Stated goal: Review the material and extract every line in which the word "title" occurs.

[Dataset items]
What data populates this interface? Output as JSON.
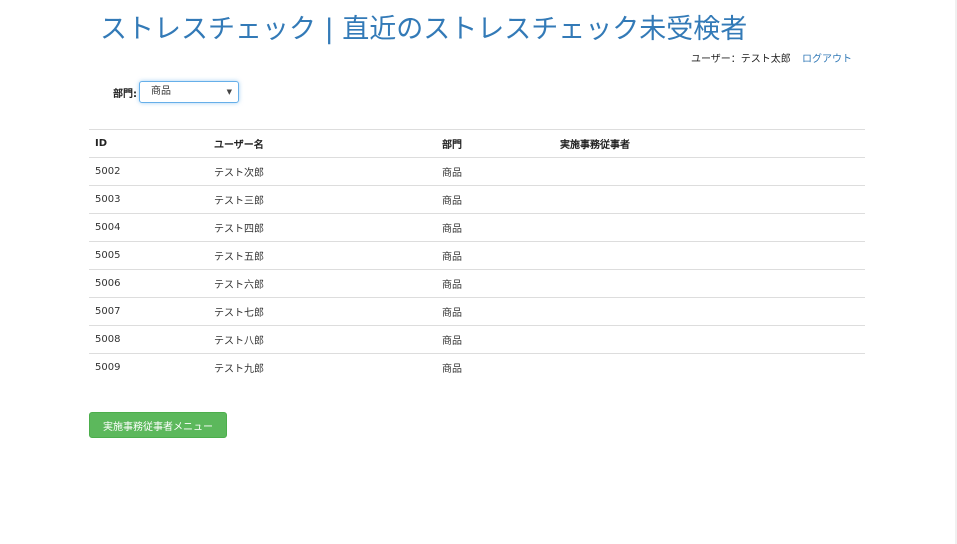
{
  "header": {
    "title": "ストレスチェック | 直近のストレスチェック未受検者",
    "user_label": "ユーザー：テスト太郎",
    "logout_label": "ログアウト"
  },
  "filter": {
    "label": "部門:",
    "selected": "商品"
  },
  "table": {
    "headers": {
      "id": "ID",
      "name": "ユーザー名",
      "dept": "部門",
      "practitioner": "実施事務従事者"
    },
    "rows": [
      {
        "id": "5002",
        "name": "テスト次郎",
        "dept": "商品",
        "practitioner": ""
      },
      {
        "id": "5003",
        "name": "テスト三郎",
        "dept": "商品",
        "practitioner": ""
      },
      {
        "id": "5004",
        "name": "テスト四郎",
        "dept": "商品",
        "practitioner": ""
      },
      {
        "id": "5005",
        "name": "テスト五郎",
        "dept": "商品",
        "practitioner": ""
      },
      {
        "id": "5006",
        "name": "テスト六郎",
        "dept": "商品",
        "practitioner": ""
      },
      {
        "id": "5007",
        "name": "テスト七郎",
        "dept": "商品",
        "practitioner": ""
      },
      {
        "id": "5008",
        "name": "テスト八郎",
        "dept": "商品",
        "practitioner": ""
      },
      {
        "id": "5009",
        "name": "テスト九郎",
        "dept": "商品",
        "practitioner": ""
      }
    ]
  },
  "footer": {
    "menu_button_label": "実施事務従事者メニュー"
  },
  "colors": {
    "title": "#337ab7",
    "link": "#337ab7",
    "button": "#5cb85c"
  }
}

Task solution:
    "title": "ストレスチェック | 直近のストレスチェック未受検者",
    "title": "#337ab7",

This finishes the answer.